== PROBLEM ==
Show every line of the records below that contains the word "part".

== ENTRIES SHOWN ==

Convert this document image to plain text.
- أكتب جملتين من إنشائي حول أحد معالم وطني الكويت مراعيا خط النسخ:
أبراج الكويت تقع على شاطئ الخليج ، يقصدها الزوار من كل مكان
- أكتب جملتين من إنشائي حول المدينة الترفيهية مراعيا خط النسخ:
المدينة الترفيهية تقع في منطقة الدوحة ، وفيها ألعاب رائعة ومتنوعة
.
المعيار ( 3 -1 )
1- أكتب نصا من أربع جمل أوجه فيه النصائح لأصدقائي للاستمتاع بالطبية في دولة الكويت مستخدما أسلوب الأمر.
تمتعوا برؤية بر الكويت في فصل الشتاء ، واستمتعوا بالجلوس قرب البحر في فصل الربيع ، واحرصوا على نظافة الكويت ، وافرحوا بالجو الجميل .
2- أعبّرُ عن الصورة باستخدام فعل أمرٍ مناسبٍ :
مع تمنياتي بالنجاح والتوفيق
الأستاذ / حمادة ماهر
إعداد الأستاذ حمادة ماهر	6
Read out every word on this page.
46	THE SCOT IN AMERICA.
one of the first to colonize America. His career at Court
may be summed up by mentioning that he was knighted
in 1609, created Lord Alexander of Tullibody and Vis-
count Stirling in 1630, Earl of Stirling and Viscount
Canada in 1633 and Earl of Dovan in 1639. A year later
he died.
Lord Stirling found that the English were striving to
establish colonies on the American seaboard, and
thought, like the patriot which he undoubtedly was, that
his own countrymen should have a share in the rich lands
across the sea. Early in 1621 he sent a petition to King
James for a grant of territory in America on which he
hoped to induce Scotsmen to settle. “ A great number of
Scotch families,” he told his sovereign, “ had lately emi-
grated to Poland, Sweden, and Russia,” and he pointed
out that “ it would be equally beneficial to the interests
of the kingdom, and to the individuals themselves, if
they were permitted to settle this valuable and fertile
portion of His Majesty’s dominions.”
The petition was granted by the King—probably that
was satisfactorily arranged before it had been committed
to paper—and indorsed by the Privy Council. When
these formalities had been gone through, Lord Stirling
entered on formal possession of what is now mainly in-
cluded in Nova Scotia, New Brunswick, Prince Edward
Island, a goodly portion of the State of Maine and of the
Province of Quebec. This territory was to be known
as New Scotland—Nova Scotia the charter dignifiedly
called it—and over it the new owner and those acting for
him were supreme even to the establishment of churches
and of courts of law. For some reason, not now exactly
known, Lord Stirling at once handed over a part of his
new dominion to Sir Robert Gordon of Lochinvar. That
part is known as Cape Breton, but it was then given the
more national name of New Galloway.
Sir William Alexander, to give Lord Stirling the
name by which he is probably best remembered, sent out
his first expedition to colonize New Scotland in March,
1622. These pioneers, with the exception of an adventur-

== EXPECTED OUTPUT ==
known, Lord Stirling at once handed over a part of his
part is known as Cape Breton, but it was then given the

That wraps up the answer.